(Records)
↓
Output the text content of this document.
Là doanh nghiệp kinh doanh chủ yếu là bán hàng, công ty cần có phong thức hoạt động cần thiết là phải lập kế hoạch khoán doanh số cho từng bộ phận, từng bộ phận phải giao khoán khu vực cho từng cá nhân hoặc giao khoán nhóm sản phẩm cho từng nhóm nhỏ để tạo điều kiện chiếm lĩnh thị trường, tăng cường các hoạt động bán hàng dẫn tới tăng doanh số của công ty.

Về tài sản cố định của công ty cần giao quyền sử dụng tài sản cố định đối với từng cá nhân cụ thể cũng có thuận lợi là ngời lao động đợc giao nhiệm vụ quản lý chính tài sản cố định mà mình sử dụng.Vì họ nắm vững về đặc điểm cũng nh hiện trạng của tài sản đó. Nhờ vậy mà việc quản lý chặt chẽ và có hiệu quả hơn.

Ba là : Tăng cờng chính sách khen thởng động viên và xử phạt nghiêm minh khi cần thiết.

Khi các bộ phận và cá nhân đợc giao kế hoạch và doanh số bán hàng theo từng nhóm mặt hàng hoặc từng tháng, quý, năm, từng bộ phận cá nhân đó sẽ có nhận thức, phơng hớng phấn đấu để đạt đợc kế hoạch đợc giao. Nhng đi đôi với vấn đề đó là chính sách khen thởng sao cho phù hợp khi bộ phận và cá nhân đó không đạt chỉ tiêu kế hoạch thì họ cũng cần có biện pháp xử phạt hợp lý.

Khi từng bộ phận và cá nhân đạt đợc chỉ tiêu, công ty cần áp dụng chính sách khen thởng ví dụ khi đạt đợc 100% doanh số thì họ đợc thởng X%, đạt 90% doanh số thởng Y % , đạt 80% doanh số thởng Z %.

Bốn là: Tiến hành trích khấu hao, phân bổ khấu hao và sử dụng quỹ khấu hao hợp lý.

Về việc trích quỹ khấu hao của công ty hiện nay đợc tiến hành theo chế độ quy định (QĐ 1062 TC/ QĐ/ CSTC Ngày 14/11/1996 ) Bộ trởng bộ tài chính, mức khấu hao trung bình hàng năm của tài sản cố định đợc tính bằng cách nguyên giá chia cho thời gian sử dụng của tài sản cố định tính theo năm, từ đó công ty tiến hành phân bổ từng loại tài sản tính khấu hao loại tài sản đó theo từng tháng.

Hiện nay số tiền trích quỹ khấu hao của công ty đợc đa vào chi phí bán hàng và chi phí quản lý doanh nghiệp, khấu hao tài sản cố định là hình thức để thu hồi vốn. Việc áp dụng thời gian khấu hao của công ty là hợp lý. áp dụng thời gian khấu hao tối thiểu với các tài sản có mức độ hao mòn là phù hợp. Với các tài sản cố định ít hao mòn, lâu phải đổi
↑
## Your goal
Extract the data exactly as given.

## Result of the task
Output the text content of this document.
Là doanh nghiệp kinh doanh chủ yếu là bán hàng, công ty cần có phong thức hoạt động cần thiết là phải lập kế hoạch khoán doanh số cho từng bộ phận, từng bộ phận phải giao khoán khu vực cho từng cá nhân hoặc giao khoán nhóm sản phẩm cho từng nhóm nhỏ để tạo điều kiện chiếm lĩnh thị trường, tăng cường các hoạt động bán hàng dẫn tới tăng doanh số của công ty.

Về tài sản cố định của công ty cần giao quyền sử dụng tài sản cố định đối với từng cá nhân cụ thể cũng có thuận lợi là ngời lao động đợc giao nhiệm vụ quản lý chính tài sản cố định mà mình sử dụng.Vì họ nắm vững về đặc điểm cũng nh hiện trạng của tài sản đó. Nhờ vậy mà việc quản lý chặt chẽ và có hiệu quả hơn.

Ba là : Tăng cờng chính sách khen thởng động viên và xử phạt nghiêm minh khi cần thiết.

Khi các bộ phận và cá nhân đợc giao kế hoạch và doanh số bán hàng theo từng nhóm mặt hàng hoặc từng tháng, quý, năm, từng bộ phận cá nhân đó sẽ có nhận thức, phơng hớng phấn đấu để đạt đợc kế hoạch đợc giao. Nhng đi đôi với vấn đề đó là chính sách khen thởng sao cho phù hợp khi bộ phận và cá nhân đó không đạt chỉ tiêu kế hoạch thì họ cũng cần có biện pháp xử phạt hợp lý.

Khi từng bộ phận và cá nhân đạt đợc chỉ tiêu, công ty cần áp dụng chính sách khen thởng ví dụ khi đạt đợc 100% doanh số thì họ đợc thởng X%, đạt 90% doanh số thởng Y % , đạt 80% doanh số thởng Z %.

Bốn là: Tiến hành trích khấu hao, phân bổ khấu hao và sử dụng quỹ khấu hao hợp lý.

Về việc trích quỹ khấu hao của công ty hiện nay đợc tiến hành theo chế độ quy định (QĐ 1062 TC/ QĐ/ CSTC Ngày 14/11/1996 ) Bộ trởng bộ tài chính, mức khấu hao trung bình hàng năm của tài sản cố định đợc tính bằng cách nguyên giá chia cho thời gian sử dụng của tài sản cố định tính theo năm, từ đó công ty tiến hành phân bổ từng loại tài sản tính khấu hao loại tài sản đó theo từng tháng.

Hiện nay số tiền trích quỹ khấu hao của công ty đợc đa vào chi phí bán hàng và chi phí quản lý doanh nghiệp, khấu hao tài sản cố định là hình thức để thu hồi vốn. Việc áp dụng thời gian khấu hao của công ty là hợp lý. áp dụng thời gian khấu hao tối thiểu với các tài sản có mức độ hao mòn là phù hợp. Với các tài sản cố định ít hao mòn, lâu phải đổi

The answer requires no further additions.